▶ Exercise brief: Make an exact transcription of the material, leaving out all images.

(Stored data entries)

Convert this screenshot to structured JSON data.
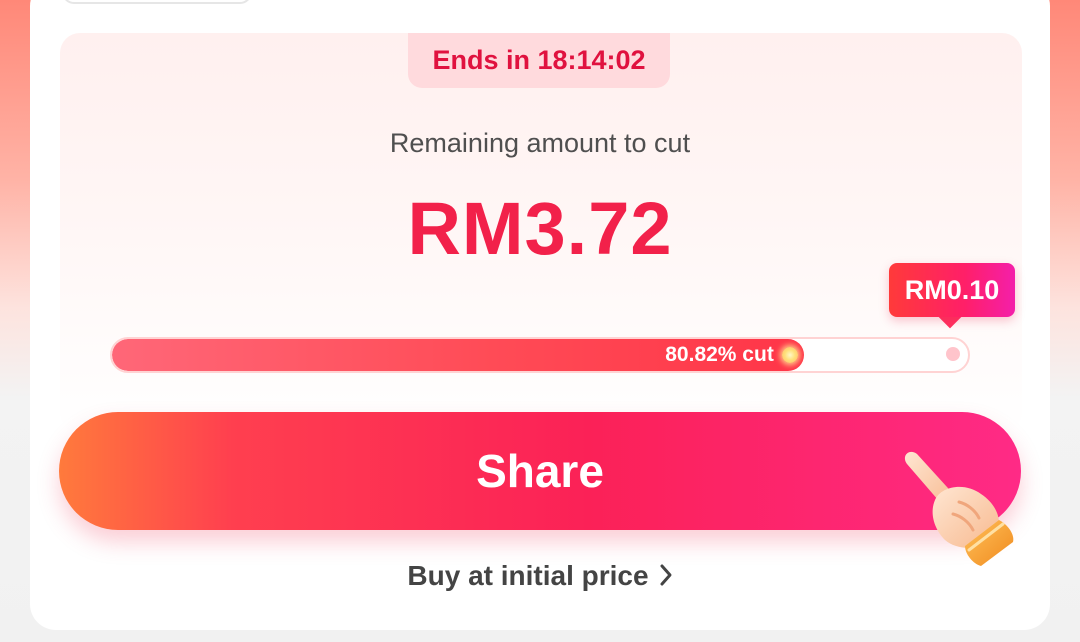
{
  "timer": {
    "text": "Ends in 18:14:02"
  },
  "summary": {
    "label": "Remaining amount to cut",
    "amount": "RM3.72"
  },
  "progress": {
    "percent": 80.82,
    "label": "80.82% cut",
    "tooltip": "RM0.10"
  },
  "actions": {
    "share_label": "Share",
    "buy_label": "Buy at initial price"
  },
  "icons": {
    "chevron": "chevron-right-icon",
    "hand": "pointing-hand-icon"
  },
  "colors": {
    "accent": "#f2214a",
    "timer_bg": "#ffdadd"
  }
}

▶ Written reply:
Convert this screenshot to structured JSON data.
{
  "timer": {
    "text": "Ends in 18:14:02"
  },
  "summary": {
    "label": "Remaining amount to cut",
    "amount": "RM3.72"
  },
  "progress": {
    "percent": 80.82,
    "label": "80.82% cut",
    "tooltip": "RM0.10"
  },
  "actions": {
    "share_label": "Share",
    "buy_label": "Buy at initial price"
  },
  "icons": {
    "chevron": "chevron-right-icon",
    "hand": "pointing-hand-icon"
  },
  "colors": {
    "accent": "#f2214a",
    "timer_bg": "#ffdadd"
  }
}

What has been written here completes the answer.